Copy out the part of the material that opens with the line containing "UI element localization: list" and closes with the line containing "panel-a-panel-label: (a) — [238, 40, 271, 73]", reproducing each line without any change.

Task material
■ ■ ■ ■ ■
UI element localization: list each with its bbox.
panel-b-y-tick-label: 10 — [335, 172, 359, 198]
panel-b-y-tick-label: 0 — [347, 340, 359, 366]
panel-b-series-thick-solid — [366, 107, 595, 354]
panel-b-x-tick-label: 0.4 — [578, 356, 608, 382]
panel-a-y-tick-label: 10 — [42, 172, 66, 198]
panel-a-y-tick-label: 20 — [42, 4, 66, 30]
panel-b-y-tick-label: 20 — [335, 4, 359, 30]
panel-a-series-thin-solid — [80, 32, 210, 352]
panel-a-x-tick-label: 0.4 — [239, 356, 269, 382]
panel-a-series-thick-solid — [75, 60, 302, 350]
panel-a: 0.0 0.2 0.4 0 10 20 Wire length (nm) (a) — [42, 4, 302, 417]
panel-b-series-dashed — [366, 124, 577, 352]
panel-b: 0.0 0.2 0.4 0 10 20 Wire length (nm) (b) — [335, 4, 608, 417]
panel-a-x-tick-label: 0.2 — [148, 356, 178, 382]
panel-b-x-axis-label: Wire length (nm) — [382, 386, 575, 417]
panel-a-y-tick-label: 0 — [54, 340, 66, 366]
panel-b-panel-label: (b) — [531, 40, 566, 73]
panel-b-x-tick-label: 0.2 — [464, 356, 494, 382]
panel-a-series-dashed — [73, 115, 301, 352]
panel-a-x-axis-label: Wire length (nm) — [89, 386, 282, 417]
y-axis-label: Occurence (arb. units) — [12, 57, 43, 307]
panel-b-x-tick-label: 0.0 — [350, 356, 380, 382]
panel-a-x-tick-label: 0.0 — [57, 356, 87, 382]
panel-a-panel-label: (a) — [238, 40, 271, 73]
■ ■ ■ ■ ■
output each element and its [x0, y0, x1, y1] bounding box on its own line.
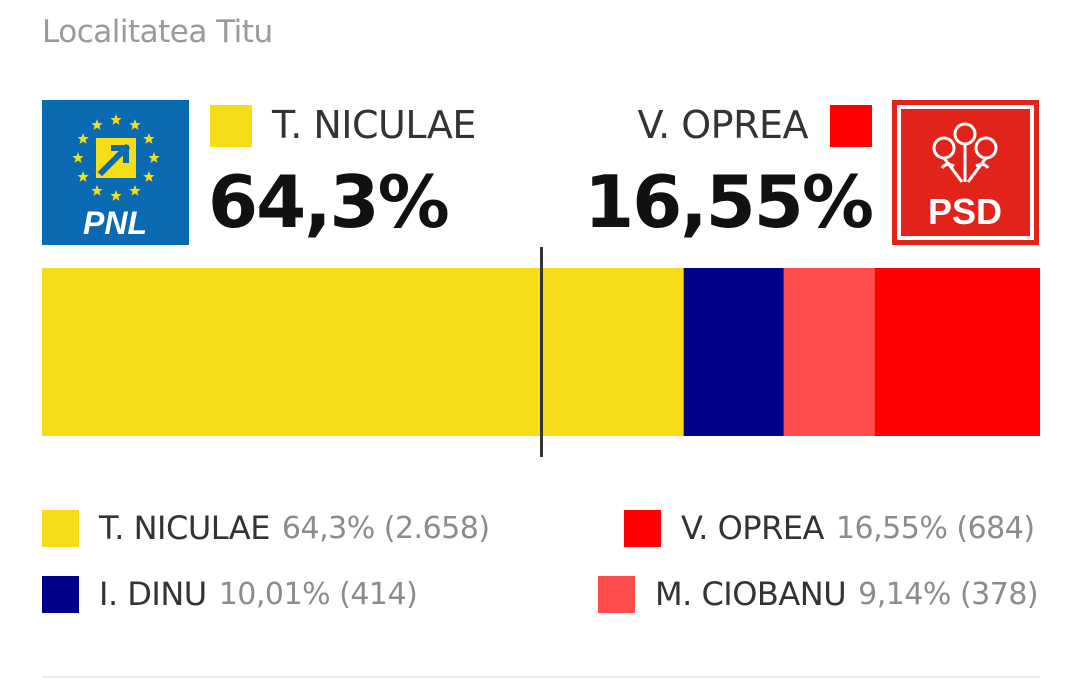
■ ■ ■ ■ ■
Finished answer
UI element localization: list each with its bbox.
panel-b-y-tick-label: 10 — [335, 172, 359, 198]
panel-b-y-tick-label: 0 — [347, 340, 359, 366]
panel-b-series-thick-solid — [366, 107, 595, 354]
panel-b-x-tick-label: 0.4 — [578, 356, 608, 382]
panel-a-y-tick-label: 10 — [42, 172, 66, 198]
panel-a-y-tick-label: 20 — [42, 4, 66, 30]
panel-b-y-tick-label: 20 — [335, 4, 359, 30]
panel-a-series-thin-solid — [80, 32, 210, 352]
panel-a-x-tick-label: 0.4 — [239, 356, 269, 382]
panel-a-series-thick-solid — [75, 60, 302, 350]
panel-a: 0.0 0.2 0.4 0 10 20 Wire length (nm) (a) — [42, 4, 302, 417]
panel-b-series-dashed — [366, 124, 577, 352]
panel-b: 0.0 0.2 0.4 0 10 20 Wire length (nm) (b) — [335, 4, 608, 417]
panel-a-x-tick-label: 0.2 — [148, 356, 178, 382]
panel-b-x-axis-label: Wire length (nm) — [382, 386, 575, 417]
panel-a-y-tick-label: 0 — [54, 340, 66, 366]
panel-b-panel-label: (b) — [531, 40, 566, 73]
panel-b-x-tick-label: 0.2 — [464, 356, 494, 382]
panel-a-series-dashed — [73, 115, 301, 352]
panel-a-x-axis-label: Wire length (nm) — [89, 386, 282, 417]
y-axis-label: Occurence (arb. units) — [12, 57, 43, 307]
panel-b-x-tick-label: 0.0 — [350, 356, 380, 382]
panel-a-x-tick-label: 0.0 — [57, 356, 87, 382]
panel-a-panel-label: (a) — [238, 40, 271, 73]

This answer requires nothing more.